— Begin DATA LISTING —
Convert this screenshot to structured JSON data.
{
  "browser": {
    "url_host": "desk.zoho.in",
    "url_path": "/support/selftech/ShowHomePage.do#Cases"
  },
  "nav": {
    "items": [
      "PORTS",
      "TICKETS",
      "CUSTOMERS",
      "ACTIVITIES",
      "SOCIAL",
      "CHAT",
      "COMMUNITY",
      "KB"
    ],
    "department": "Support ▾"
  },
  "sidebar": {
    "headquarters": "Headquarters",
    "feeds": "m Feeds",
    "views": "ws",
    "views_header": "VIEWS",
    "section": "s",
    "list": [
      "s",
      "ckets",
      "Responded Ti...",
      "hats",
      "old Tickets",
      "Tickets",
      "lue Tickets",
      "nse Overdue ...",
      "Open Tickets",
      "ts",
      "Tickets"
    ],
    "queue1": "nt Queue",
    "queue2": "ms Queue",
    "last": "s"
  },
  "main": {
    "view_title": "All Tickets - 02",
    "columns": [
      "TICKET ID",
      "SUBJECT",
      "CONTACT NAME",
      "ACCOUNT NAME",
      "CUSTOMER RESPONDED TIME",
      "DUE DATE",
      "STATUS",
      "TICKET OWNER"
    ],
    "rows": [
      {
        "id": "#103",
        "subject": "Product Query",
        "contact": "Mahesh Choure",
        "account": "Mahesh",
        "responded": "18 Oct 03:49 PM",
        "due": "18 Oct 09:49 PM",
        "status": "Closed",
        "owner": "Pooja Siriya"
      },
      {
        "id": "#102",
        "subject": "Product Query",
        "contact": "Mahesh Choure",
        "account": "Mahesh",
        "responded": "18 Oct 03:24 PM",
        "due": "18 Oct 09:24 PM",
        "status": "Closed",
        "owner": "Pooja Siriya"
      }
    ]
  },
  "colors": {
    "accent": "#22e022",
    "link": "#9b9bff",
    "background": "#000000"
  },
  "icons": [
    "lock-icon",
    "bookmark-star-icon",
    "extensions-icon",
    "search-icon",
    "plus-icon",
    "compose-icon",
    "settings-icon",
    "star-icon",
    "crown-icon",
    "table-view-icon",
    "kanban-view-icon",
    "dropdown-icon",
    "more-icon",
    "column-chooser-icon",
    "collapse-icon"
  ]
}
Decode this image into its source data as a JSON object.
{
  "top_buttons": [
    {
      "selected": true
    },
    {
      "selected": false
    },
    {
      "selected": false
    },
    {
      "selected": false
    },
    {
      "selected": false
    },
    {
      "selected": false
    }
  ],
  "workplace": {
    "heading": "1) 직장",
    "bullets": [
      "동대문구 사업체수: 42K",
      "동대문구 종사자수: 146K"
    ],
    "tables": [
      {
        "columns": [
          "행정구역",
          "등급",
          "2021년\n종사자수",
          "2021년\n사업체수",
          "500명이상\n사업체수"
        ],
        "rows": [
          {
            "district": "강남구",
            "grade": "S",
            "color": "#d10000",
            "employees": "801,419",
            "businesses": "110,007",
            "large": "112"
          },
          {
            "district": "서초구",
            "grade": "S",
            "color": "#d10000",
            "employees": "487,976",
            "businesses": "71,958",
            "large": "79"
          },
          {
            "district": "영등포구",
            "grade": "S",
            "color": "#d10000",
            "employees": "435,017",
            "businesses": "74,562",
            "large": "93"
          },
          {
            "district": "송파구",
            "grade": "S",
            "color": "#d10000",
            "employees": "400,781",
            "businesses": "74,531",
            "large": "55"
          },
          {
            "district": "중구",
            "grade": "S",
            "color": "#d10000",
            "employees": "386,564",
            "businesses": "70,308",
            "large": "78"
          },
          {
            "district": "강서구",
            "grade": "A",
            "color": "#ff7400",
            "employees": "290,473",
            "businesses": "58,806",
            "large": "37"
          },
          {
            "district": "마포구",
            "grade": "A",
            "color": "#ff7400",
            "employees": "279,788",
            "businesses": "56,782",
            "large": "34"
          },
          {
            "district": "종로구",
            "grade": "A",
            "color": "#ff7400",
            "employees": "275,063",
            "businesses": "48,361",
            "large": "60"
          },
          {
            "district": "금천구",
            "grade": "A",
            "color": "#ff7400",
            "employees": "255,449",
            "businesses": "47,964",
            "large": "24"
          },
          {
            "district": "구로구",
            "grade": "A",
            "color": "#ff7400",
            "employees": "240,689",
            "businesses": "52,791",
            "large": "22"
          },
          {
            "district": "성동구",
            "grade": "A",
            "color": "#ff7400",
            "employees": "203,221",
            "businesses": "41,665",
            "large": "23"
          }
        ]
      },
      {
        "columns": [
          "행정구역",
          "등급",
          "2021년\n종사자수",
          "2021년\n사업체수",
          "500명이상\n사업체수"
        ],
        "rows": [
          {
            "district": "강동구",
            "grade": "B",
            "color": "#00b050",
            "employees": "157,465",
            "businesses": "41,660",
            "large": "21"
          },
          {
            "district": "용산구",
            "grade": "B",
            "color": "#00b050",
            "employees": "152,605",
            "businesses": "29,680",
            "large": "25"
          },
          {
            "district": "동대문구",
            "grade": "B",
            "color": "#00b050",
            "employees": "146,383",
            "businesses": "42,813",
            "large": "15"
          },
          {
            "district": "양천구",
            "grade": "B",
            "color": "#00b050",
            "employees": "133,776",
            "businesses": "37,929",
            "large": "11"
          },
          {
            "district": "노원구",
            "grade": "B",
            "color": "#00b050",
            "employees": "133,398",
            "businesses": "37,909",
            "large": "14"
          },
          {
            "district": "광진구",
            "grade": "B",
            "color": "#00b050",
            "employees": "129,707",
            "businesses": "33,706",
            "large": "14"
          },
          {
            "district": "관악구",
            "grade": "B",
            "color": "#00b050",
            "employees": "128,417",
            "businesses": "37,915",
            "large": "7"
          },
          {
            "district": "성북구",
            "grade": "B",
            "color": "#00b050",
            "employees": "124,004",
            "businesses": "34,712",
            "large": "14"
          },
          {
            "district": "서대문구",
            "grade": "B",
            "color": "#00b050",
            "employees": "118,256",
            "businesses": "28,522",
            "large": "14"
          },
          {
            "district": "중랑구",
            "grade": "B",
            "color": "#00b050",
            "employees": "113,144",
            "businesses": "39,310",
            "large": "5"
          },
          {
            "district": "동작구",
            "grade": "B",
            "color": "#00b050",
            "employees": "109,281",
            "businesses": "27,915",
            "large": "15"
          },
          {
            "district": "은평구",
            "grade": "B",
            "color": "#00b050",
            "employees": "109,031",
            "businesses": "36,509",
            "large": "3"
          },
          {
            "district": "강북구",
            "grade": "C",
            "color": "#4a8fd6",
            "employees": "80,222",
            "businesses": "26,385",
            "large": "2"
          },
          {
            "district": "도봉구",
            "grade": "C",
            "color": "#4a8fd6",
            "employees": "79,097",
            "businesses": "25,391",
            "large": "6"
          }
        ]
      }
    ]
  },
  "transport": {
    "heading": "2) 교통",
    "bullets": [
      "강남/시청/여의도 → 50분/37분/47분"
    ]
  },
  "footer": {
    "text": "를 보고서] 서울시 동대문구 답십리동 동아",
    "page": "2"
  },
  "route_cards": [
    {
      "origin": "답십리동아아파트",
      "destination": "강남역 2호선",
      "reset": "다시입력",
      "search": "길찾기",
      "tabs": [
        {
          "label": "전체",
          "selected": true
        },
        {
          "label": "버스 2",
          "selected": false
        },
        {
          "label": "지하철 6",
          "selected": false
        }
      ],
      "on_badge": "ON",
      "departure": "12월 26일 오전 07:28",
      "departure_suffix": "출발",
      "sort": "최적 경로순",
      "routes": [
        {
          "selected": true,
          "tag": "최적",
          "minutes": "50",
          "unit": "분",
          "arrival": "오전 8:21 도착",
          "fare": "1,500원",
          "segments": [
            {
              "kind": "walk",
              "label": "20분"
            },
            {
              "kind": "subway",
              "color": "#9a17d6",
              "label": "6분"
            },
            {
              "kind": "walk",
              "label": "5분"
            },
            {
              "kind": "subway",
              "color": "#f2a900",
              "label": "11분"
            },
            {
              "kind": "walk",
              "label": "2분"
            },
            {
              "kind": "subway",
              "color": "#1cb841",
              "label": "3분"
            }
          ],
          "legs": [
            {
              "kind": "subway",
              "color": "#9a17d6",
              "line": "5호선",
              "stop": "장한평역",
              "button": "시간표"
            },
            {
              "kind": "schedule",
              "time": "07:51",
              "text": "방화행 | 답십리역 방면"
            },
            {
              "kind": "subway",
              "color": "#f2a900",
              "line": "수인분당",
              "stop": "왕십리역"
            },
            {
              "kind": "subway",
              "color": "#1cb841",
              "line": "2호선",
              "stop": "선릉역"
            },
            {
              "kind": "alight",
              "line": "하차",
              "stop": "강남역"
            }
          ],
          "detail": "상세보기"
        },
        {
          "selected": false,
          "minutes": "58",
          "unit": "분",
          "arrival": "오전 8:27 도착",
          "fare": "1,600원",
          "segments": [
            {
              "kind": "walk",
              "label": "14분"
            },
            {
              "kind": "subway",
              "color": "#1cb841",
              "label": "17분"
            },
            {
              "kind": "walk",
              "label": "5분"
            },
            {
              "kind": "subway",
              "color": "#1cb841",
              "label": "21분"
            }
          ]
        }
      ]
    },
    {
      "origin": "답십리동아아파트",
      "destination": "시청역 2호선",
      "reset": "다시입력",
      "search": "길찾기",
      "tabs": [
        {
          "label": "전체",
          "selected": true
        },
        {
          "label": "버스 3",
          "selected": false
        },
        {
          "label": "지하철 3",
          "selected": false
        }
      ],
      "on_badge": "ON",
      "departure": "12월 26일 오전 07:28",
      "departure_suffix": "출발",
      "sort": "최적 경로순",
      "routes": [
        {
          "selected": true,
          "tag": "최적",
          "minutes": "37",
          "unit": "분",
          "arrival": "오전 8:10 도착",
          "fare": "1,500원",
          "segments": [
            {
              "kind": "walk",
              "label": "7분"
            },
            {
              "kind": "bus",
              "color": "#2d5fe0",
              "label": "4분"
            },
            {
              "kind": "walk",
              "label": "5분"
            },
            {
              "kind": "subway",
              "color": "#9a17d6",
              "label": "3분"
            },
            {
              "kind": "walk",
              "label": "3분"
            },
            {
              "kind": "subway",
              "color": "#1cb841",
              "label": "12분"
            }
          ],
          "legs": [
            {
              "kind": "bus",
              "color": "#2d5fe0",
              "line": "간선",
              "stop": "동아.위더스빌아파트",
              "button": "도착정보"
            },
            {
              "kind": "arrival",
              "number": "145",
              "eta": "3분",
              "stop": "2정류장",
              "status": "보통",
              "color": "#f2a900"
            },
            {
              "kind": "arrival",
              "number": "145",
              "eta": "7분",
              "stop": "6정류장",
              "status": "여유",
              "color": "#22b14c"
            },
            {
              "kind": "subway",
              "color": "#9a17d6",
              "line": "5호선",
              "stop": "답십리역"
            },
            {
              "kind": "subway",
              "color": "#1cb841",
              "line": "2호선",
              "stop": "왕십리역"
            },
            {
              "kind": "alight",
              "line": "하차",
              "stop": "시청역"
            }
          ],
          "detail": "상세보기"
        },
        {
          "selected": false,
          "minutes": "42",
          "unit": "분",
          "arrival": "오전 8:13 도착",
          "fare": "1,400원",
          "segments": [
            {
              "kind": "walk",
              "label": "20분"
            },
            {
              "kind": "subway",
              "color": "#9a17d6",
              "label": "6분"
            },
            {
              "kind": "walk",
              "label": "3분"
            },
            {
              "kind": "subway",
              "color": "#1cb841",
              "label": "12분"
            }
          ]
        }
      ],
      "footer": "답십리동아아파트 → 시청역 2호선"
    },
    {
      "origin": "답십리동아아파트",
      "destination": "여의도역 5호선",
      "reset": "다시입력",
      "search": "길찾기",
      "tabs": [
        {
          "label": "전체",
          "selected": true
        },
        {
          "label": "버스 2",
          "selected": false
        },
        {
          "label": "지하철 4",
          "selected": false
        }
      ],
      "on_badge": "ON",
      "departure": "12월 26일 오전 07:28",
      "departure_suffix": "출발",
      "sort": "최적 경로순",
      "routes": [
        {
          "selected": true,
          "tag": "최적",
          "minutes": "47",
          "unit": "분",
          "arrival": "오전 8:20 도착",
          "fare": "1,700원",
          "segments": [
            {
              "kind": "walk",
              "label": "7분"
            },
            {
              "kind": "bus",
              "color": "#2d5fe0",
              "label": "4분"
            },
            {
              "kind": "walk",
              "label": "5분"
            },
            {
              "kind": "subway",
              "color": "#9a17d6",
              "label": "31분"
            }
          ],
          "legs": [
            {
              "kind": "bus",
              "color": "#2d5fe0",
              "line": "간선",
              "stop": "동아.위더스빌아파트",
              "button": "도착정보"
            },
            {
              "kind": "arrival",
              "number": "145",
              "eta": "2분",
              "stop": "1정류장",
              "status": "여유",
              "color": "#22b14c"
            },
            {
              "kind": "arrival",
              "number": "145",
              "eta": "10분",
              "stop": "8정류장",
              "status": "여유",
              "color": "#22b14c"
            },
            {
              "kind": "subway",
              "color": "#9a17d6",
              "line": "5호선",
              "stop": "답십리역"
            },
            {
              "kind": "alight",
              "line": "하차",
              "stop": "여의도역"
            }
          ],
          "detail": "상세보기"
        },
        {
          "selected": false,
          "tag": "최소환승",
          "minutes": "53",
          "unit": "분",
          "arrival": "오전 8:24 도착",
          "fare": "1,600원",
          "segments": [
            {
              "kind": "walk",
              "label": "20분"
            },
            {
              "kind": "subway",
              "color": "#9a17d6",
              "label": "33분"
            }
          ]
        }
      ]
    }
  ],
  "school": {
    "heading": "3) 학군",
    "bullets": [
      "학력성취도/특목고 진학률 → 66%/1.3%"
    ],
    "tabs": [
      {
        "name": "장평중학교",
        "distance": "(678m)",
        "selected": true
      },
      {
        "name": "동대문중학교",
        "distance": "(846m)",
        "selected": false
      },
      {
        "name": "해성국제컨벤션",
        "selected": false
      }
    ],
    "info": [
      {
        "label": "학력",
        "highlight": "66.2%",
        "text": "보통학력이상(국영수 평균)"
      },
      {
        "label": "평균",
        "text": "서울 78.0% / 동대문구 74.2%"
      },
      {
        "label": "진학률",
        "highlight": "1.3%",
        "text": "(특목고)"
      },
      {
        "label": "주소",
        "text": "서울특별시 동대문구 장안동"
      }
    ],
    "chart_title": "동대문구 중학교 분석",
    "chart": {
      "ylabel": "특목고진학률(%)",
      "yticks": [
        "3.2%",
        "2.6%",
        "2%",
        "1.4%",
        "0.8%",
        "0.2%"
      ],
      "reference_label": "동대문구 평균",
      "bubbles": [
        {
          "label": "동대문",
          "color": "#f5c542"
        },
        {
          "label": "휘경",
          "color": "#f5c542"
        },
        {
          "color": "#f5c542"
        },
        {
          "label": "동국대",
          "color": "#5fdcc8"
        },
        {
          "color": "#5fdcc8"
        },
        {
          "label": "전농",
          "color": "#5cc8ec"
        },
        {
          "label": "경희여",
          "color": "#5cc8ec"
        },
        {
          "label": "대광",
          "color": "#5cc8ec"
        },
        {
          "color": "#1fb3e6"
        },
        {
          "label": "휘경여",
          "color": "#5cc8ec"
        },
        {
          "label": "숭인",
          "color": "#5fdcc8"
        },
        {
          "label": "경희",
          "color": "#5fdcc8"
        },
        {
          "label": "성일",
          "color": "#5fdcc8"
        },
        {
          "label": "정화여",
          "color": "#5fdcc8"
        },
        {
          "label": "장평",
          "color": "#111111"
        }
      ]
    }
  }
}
— End DATA LISTING —
* OBJECTIVE:
Check each line of the records for "minutes" and copy the ones that contain it.

* REPLY TO THE EXERCISE:
          "minutes": "50",
          "minutes": "58",
          "minutes": "37",
          "minutes": "42",
          "minutes": "47",
          "minutes": "53",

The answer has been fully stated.